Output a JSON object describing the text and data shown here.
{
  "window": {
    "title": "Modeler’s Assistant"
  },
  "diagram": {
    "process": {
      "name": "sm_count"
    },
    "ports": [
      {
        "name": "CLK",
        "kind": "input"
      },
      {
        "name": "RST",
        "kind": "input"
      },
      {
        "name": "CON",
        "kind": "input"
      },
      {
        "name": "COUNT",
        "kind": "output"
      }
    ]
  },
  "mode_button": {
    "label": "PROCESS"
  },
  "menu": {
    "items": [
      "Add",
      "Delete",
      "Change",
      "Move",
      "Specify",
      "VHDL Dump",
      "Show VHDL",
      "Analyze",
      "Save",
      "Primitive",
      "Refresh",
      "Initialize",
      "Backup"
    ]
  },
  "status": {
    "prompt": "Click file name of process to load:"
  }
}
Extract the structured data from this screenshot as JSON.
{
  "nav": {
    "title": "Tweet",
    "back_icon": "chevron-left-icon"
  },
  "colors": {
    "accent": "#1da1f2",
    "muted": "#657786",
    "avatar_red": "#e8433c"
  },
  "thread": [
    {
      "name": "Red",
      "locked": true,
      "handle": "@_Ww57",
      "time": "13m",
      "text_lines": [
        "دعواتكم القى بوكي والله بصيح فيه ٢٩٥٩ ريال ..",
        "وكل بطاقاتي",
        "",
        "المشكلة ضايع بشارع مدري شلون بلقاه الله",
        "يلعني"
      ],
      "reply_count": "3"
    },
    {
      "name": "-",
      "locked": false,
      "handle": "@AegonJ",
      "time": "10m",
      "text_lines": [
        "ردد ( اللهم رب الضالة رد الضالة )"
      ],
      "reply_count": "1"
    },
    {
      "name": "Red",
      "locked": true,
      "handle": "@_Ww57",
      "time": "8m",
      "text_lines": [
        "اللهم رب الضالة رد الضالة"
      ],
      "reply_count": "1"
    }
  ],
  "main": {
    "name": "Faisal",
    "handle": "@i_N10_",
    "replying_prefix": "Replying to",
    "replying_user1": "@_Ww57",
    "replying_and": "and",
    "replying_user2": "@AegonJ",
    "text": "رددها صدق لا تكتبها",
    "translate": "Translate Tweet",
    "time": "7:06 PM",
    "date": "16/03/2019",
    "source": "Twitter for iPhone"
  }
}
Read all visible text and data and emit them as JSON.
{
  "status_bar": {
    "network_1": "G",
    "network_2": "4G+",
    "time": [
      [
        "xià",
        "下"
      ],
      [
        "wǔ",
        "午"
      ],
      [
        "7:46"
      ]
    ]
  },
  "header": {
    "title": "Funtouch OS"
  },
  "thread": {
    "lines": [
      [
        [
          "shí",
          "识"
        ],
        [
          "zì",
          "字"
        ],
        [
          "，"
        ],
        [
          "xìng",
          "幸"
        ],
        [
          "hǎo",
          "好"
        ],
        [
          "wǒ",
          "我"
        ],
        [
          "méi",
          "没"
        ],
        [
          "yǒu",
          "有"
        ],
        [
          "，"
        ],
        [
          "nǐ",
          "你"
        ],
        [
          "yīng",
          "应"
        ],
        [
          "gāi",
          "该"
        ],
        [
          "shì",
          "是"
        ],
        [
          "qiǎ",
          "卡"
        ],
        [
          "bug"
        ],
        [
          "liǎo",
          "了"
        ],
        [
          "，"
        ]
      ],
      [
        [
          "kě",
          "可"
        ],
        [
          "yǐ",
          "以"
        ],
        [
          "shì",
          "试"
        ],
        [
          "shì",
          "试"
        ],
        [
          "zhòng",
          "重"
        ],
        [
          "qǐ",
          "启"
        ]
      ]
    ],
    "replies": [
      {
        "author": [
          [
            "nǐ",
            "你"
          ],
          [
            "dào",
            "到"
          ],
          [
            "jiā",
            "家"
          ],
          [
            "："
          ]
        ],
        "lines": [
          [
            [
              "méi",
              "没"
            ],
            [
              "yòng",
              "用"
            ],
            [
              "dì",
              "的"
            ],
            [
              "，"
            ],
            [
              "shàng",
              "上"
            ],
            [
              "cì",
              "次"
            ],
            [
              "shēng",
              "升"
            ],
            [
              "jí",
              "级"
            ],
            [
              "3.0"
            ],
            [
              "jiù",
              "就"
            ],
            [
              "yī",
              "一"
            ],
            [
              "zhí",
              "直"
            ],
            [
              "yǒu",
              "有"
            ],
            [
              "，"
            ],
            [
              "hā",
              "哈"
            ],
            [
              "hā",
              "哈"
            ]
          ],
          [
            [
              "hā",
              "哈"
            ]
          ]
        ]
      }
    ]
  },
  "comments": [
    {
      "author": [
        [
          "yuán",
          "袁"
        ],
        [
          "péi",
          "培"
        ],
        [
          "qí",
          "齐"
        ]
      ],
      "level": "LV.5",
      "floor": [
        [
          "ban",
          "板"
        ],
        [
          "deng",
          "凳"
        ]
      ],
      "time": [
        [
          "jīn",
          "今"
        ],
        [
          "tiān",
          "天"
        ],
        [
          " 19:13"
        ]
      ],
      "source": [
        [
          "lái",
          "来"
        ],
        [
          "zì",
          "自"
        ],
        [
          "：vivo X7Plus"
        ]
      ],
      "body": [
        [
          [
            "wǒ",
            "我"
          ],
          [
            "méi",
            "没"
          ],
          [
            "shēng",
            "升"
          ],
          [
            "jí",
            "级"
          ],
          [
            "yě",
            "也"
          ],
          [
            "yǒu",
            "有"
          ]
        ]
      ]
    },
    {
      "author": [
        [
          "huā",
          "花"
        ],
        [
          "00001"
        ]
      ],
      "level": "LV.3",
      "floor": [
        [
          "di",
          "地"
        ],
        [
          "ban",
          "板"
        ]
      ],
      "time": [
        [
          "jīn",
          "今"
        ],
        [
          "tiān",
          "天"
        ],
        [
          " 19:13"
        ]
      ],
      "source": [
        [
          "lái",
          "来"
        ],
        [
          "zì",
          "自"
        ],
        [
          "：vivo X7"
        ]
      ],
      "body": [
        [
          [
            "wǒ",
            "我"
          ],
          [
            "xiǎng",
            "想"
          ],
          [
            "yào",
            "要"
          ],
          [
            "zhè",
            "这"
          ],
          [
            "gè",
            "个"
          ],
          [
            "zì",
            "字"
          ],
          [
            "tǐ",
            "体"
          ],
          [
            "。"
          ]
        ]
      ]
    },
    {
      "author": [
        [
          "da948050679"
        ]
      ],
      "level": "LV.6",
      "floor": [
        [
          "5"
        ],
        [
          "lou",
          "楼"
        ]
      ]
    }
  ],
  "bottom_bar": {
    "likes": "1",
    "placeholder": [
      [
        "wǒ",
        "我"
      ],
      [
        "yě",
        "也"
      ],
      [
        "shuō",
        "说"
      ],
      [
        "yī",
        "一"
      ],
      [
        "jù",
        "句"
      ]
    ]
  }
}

━━━━

All lines above containing the string "Tweet" are to be collected.

    "title": "Tweet",
    "translate": "Translate Tweet",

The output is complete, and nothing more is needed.